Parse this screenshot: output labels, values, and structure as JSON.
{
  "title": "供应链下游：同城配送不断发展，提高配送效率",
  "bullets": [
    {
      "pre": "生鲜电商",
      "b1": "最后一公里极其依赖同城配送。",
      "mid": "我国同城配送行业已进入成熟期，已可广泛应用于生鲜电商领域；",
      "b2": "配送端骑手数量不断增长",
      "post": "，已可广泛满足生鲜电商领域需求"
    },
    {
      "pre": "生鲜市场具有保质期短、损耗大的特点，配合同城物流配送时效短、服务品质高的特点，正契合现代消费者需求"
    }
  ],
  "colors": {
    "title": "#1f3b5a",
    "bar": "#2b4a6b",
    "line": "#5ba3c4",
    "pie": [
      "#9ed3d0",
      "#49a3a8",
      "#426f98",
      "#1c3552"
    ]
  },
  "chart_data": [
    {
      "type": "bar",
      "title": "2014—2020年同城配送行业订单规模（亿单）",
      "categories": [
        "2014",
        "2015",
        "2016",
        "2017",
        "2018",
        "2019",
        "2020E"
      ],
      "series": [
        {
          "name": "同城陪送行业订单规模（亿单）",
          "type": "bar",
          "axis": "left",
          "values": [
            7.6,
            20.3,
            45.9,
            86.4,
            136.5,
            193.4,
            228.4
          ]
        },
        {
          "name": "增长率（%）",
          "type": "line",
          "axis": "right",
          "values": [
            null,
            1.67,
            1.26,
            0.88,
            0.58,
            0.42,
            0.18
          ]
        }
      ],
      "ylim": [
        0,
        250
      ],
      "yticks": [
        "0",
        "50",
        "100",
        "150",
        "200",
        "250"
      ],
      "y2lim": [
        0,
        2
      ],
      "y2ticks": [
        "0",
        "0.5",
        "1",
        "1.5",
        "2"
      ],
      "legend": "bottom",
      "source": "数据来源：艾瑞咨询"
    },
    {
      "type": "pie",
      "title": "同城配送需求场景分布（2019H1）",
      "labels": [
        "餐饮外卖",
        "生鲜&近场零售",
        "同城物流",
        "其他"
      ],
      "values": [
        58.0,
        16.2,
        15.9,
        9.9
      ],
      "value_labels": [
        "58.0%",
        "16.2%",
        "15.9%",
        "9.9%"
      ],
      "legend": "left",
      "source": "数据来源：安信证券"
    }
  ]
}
...
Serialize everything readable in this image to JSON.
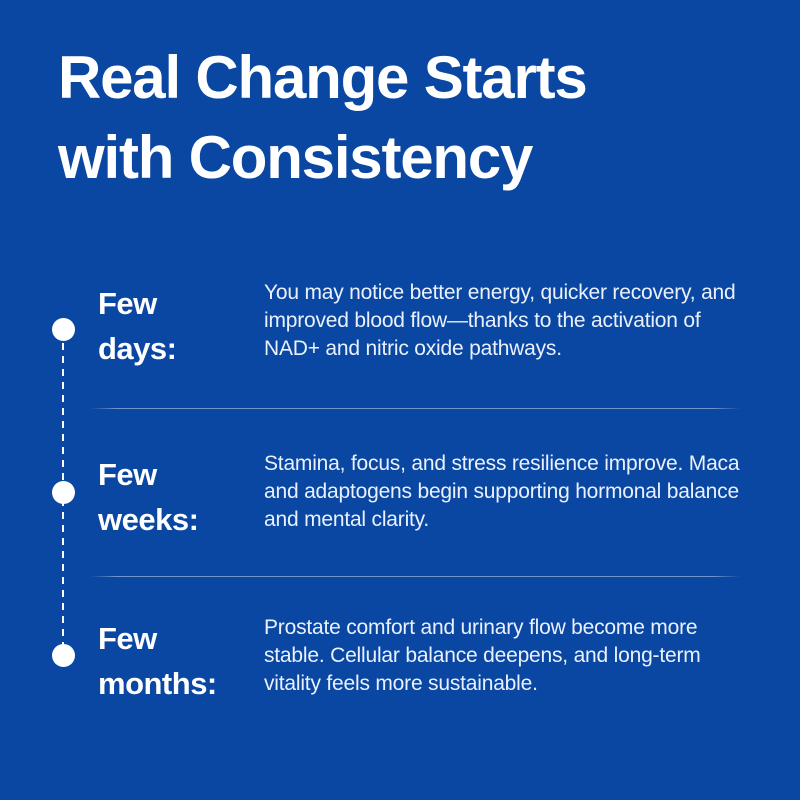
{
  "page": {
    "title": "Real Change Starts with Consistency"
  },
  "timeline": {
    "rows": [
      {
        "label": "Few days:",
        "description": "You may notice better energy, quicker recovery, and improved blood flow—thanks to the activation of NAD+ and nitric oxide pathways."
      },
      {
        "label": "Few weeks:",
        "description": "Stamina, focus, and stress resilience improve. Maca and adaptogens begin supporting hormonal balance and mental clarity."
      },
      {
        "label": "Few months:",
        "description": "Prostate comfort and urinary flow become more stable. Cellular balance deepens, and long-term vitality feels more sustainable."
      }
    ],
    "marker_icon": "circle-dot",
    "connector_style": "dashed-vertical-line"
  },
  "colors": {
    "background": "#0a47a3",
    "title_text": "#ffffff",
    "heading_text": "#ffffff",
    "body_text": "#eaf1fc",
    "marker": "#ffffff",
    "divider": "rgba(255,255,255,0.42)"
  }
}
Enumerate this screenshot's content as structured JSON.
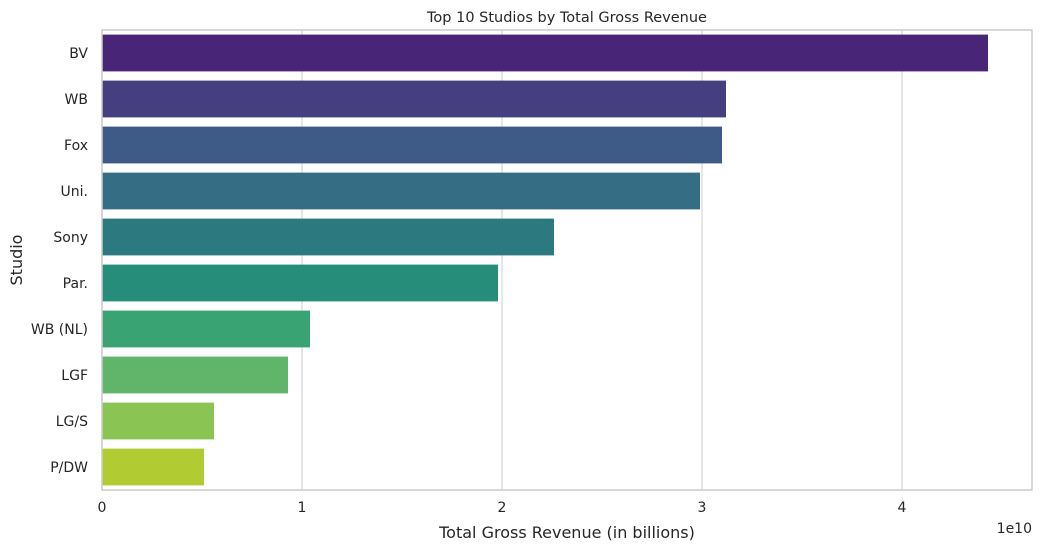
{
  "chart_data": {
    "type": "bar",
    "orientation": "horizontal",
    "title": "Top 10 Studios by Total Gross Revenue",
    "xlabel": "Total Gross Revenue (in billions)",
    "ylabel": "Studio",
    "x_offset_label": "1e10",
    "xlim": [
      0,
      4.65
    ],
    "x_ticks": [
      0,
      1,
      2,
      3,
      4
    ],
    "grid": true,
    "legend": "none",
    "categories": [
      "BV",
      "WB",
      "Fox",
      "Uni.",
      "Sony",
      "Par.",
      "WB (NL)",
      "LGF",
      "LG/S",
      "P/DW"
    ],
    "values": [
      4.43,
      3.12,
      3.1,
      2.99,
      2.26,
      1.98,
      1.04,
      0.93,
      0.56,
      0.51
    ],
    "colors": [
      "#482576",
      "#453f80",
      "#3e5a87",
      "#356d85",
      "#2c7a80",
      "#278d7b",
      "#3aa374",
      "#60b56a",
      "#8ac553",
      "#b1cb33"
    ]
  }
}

- _Exercise requirements_:
Scan the material above. Copy each line where "Gross" occurs.

- _Written solution_:
    "title": "Top 10 Studios by Total Gross Revenue",
    "xlabel": "Total Gross Revenue (in billions)",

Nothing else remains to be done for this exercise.